*BRIEF*
Only the pictures are omitted; repeat all other data exactly.

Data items
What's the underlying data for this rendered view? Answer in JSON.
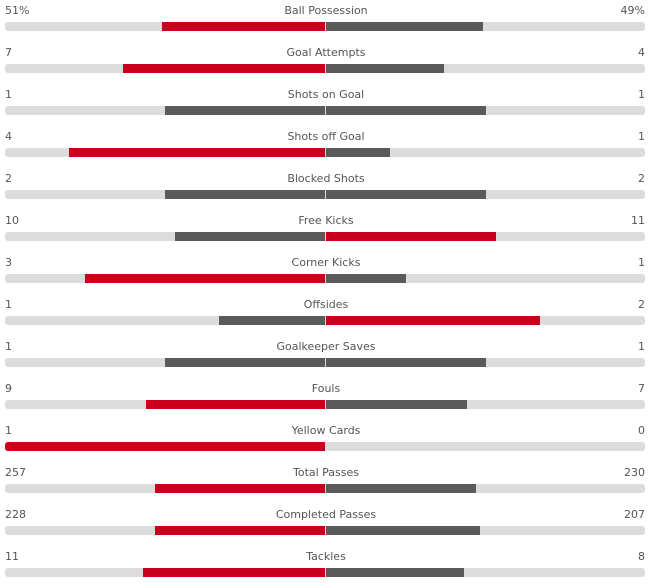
{
  "colors": {
    "winner": "#c8001e",
    "other": "#5a5a5a",
    "track": "#dcdcdc"
  },
  "stats": [
    {
      "name": "Ball Possession",
      "home": "51%",
      "away": "49%",
      "home_value": 51,
      "away_value": 49,
      "home_fill": 0.51,
      "away_fill": 0.49,
      "leader": "home"
    },
    {
      "name": "Goal Attempts",
      "home": "7",
      "away": "4",
      "home_value": 7,
      "away_value": 4,
      "home_fill": 0.63,
      "away_fill": 0.37,
      "leader": "home"
    },
    {
      "name": "Shots on Goal",
      "home": "1",
      "away": "1",
      "home_value": 1,
      "away_value": 1,
      "home_fill": 0.5,
      "away_fill": 0.5,
      "leader": "none"
    },
    {
      "name": "Shots off Goal",
      "home": "4",
      "away": "1",
      "home_value": 4,
      "away_value": 1,
      "home_fill": 0.8,
      "away_fill": 0.2,
      "leader": "home"
    },
    {
      "name": "Blocked Shots",
      "home": "2",
      "away": "2",
      "home_value": 2,
      "away_value": 2,
      "home_fill": 0.5,
      "away_fill": 0.5,
      "leader": "none"
    },
    {
      "name": "Free Kicks",
      "home": "10",
      "away": "11",
      "home_value": 10,
      "away_value": 11,
      "home_fill": 0.47,
      "away_fill": 0.53,
      "leader": "away"
    },
    {
      "name": "Corner Kicks",
      "home": "3",
      "away": "1",
      "home_value": 3,
      "away_value": 1,
      "home_fill": 0.75,
      "away_fill": 0.25,
      "leader": "home"
    },
    {
      "name": "Offsides",
      "home": "1",
      "away": "2",
      "home_value": 1,
      "away_value": 2,
      "home_fill": 0.33,
      "away_fill": 0.67,
      "leader": "away"
    },
    {
      "name": "Goalkeeper Saves",
      "home": "1",
      "away": "1",
      "home_value": 1,
      "away_value": 1,
      "home_fill": 0.5,
      "away_fill": 0.5,
      "leader": "none"
    },
    {
      "name": "Fouls",
      "home": "9",
      "away": "7",
      "home_value": 9,
      "away_value": 7,
      "home_fill": 0.56,
      "away_fill": 0.44,
      "leader": "home"
    },
    {
      "name": "Yellow Cards",
      "home": "1",
      "away": "0",
      "home_value": 1,
      "away_value": 0,
      "home_fill": 1.0,
      "away_fill": 0.0,
      "leader": "home"
    },
    {
      "name": "Total Passes",
      "home": "257",
      "away": "230",
      "home_value": 257,
      "away_value": 230,
      "home_fill": 0.53,
      "away_fill": 0.47,
      "leader": "home"
    },
    {
      "name": "Completed Passes",
      "home": "228",
      "away": "207",
      "home_value": 228,
      "away_value": 207,
      "home_fill": 0.53,
      "away_fill": 0.48,
      "leader": "home"
    },
    {
      "name": "Tackles",
      "home": "11",
      "away": "8",
      "home_value": 11,
      "away_value": 8,
      "home_fill": 0.57,
      "away_fill": 0.43,
      "leader": "home"
    }
  ]
}
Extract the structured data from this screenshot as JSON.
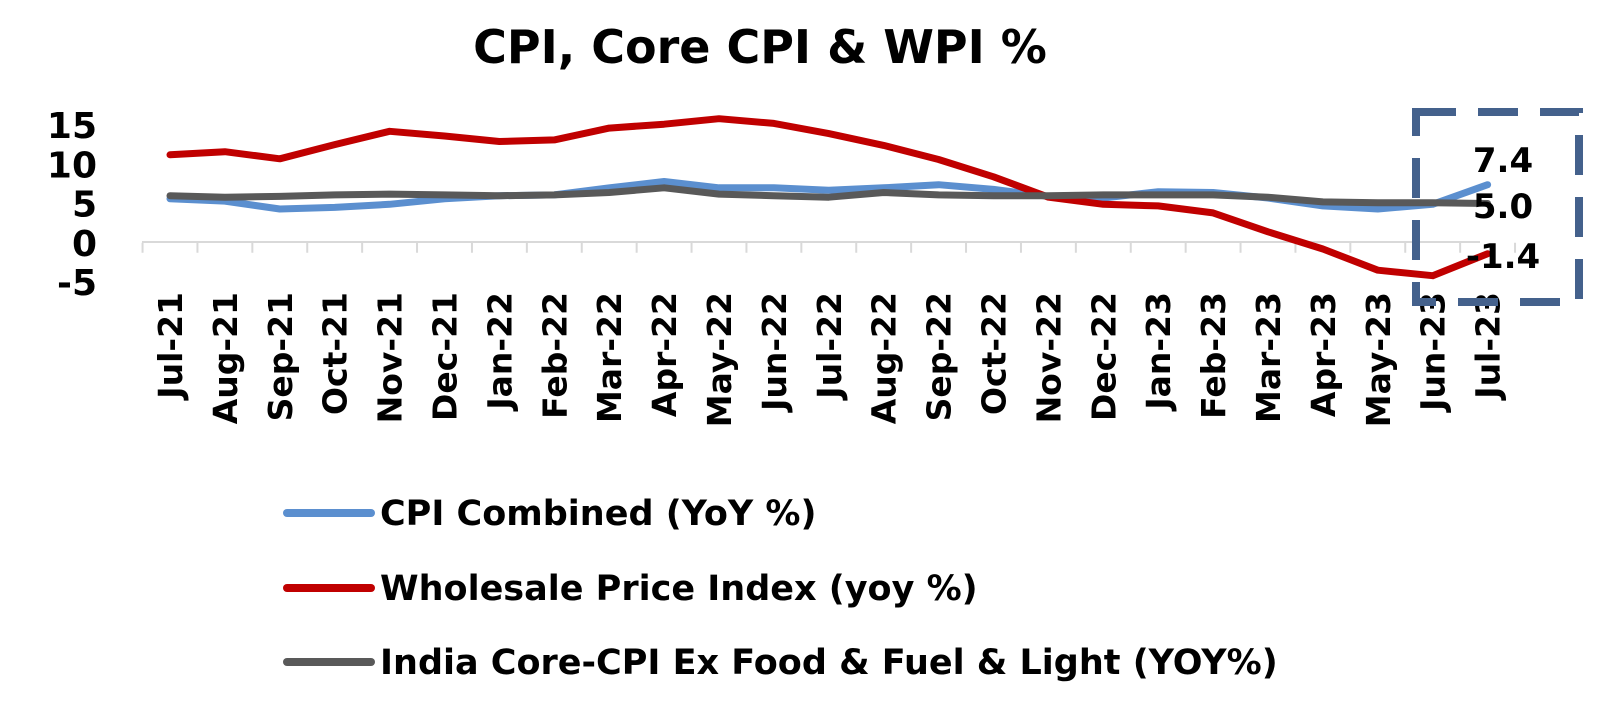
{
  "chart_data": {
    "type": "line",
    "title": "CPI, Core CPI & WPI %",
    "xlabel": "",
    "ylabel": "",
    "ylim": [
      -5,
      15
    ],
    "yticks": [
      "15",
      "10",
      "5",
      "0",
      "-5"
    ],
    "categories": [
      "Jul-21",
      "Aug-21",
      "Sep-21",
      "Oct-21",
      "Nov-21",
      "Dec-21",
      "Jan-22",
      "Feb-22",
      "Mar-22",
      "Apr-22",
      "May-22",
      "Jun-22",
      "Jul-22",
      "Aug-22",
      "Sep-22",
      "Oct-22",
      "Nov-22",
      "Dec-22",
      "Jan-23",
      "Feb-23",
      "Mar-23",
      "Apr-23",
      "May-23",
      "Jun-23",
      "Jul-23"
    ],
    "legend_position": "bottom",
    "grid": false,
    "series": [
      {
        "name": "CPI Combined (YoY %)",
        "color": "#5B8FCF",
        "values": [
          5.6,
          5.3,
          4.3,
          4.5,
          4.9,
          5.6,
          6.0,
          6.1,
          7.0,
          7.8,
          7.0,
          7.0,
          6.7,
          7.0,
          7.4,
          6.8,
          5.9,
          5.7,
          6.5,
          6.4,
          5.7,
          4.7,
          4.3,
          4.9,
          7.4
        ]
      },
      {
        "name": "Wholesale Price Index (yoy %)",
        "color": "#C00000",
        "values": [
          11.2,
          11.6,
          10.7,
          12.5,
          14.2,
          13.6,
          12.9,
          13.1,
          14.6,
          15.1,
          15.8,
          15.2,
          13.9,
          12.4,
          10.6,
          8.4,
          5.8,
          4.9,
          4.7,
          3.8,
          1.4,
          -0.8,
          -3.5,
          -4.2,
          -1.4
        ]
      },
      {
        "name": "India Core-CPI Ex Food & Fuel & Light (YOY%)",
        "color": "#595959",
        "values": [
          6.0,
          5.8,
          5.9,
          6.1,
          6.2,
          6.1,
          6.0,
          6.1,
          6.4,
          7.0,
          6.2,
          6.0,
          5.8,
          6.4,
          6.1,
          6.0,
          6.0,
          6.1,
          6.1,
          6.1,
          5.8,
          5.2,
          5.1,
          5.1,
          5.0
        ]
      }
    ],
    "annotations": [
      {
        "series": 0,
        "text": "7.4"
      },
      {
        "series": 2,
        "text": "5.0"
      },
      {
        "series": 1,
        "text": "-1.4"
      }
    ],
    "highlight_box_color": "#44618C"
  }
}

*EXERCISE ANSWER*
What's the underlying data for this rendered view? Answer in JSON.
{
  "colors": {
    "winner": "#c8001e",
    "other": "#5a5a5a",
    "track": "#dcdcdc"
  },
  "stats": [
    {
      "name": "Ball Possession",
      "home": "51%",
      "away": "49%",
      "home_value": 51,
      "away_value": 49,
      "home_fill": 0.51,
      "away_fill": 0.49,
      "leader": "home"
    },
    {
      "name": "Goal Attempts",
      "home": "7",
      "away": "4",
      "home_value": 7,
      "away_value": 4,
      "home_fill": 0.63,
      "away_fill": 0.37,
      "leader": "home"
    },
    {
      "name": "Shots on Goal",
      "home": "1",
      "away": "1",
      "home_value": 1,
      "away_value": 1,
      "home_fill": 0.5,
      "away_fill": 0.5,
      "leader": "none"
    },
    {
      "name": "Shots off Goal",
      "home": "4",
      "away": "1",
      "home_value": 4,
      "away_value": 1,
      "home_fill": 0.8,
      "away_fill": 0.2,
      "leader": "home"
    },
    {
      "name": "Blocked Shots",
      "home": "2",
      "away": "2",
      "home_value": 2,
      "away_value": 2,
      "home_fill": 0.5,
      "away_fill": 0.5,
      "leader": "none"
    },
    {
      "name": "Free Kicks",
      "home": "10",
      "away": "11",
      "home_value": 10,
      "away_value": 11,
      "home_fill": 0.47,
      "away_fill": 0.53,
      "leader": "away"
    },
    {
      "name": "Corner Kicks",
      "home": "3",
      "away": "1",
      "home_value": 3,
      "away_value": 1,
      "home_fill": 0.75,
      "away_fill": 0.25,
      "leader": "home"
    },
    {
      "name": "Offsides",
      "home": "1",
      "away": "2",
      "home_value": 1,
      "away_value": 2,
      "home_fill": 0.33,
      "away_fill": 0.67,
      "leader": "away"
    },
    {
      "name": "Goalkeeper Saves",
      "home": "1",
      "away": "1",
      "home_value": 1,
      "away_value": 1,
      "home_fill": 0.5,
      "away_fill": 0.5,
      "leader": "none"
    },
    {
      "name": "Fouls",
      "home": "9",
      "away": "7",
      "home_value": 9,
      "away_value": 7,
      "home_fill": 0.56,
      "away_fill": 0.44,
      "leader": "home"
    },
    {
      "name": "Yellow Cards",
      "home": "1",
      "away": "0",
      "home_value": 1,
      "away_value": 0,
      "home_fill": 1.0,
      "away_fill": 0.0,
      "leader": "home"
    },
    {
      "name": "Total Passes",
      "home": "257",
      "away": "230",
      "home_value": 257,
      "away_value": 230,
      "home_fill": 0.53,
      "away_fill": 0.47,
      "leader": "home"
    },
    {
      "name": "Completed Passes",
      "home": "228",
      "away": "207",
      "home_value": 228,
      "away_value": 207,
      "home_fill": 0.53,
      "away_fill": 0.48,
      "leader": "home"
    },
    {
      "name": "Tackles",
      "home": "11",
      "away": "8",
      "home_value": 11,
      "away_value": 8,
      "home_fill": 0.57,
      "away_fill": 0.43,
      "leader": "home"
    }
  ]
}
Extract the structured data from this screenshot as JSON.
{
  "chart_data": {
    "type": "line",
    "title": "CPI, Core CPI & WPI %",
    "xlabel": "",
    "ylabel": "",
    "ylim": [
      -5,
      15
    ],
    "yticks": [
      "15",
      "10",
      "5",
      "0",
      "-5"
    ],
    "categories": [
      "Jul-21",
      "Aug-21",
      "Sep-21",
      "Oct-21",
      "Nov-21",
      "Dec-21",
      "Jan-22",
      "Feb-22",
      "Mar-22",
      "Apr-22",
      "May-22",
      "Jun-22",
      "Jul-22",
      "Aug-22",
      "Sep-22",
      "Oct-22",
      "Nov-22",
      "Dec-22",
      "Jan-23",
      "Feb-23",
      "Mar-23",
      "Apr-23",
      "May-23",
      "Jun-23",
      "Jul-23"
    ],
    "legend_position": "bottom",
    "grid": false,
    "series": [
      {
        "name": "CPI Combined (YoY %)",
        "color": "#5B8FCF",
        "values": [
          5.6,
          5.3,
          4.3,
          4.5,
          4.9,
          5.6,
          6.0,
          6.1,
          7.0,
          7.8,
          7.0,
          7.0,
          6.7,
          7.0,
          7.4,
          6.8,
          5.9,
          5.7,
          6.5,
          6.4,
          5.7,
          4.7,
          4.3,
          4.9,
          7.4
        ]
      },
      {
        "name": "Wholesale Price Index (yoy %)",
        "color": "#C00000",
        "values": [
          11.2,
          11.6,
          10.7,
          12.5,
          14.2,
          13.6,
          12.9,
          13.1,
          14.6,
          15.1,
          15.8,
          15.2,
          13.9,
          12.4,
          10.6,
          8.4,
          5.8,
          4.9,
          4.7,
          3.8,
          1.4,
          -0.8,
          -3.5,
          -4.2,
          -1.4
        ]
      },
      {
        "name": "India Core-CPI Ex Food & Fuel & Light (YOY%)",
        "color": "#595959",
        "values": [
          6.0,
          5.8,
          5.9,
          6.1,
          6.2,
          6.1,
          6.0,
          6.1,
          6.4,
          7.0,
          6.2,
          6.0,
          5.8,
          6.4,
          6.1,
          6.0,
          6.0,
          6.1,
          6.1,
          6.1,
          5.8,
          5.2,
          5.1,
          5.1,
          5.0
        ]
      }
    ],
    "annotations": [
      {
        "series": 0,
        "text": "7.4"
      },
      {
        "series": 2,
        "text": "5.0"
      },
      {
        "series": 1,
        "text": "-1.4"
      }
    ],
    "highlight_box_color": "#44618C"
  }
}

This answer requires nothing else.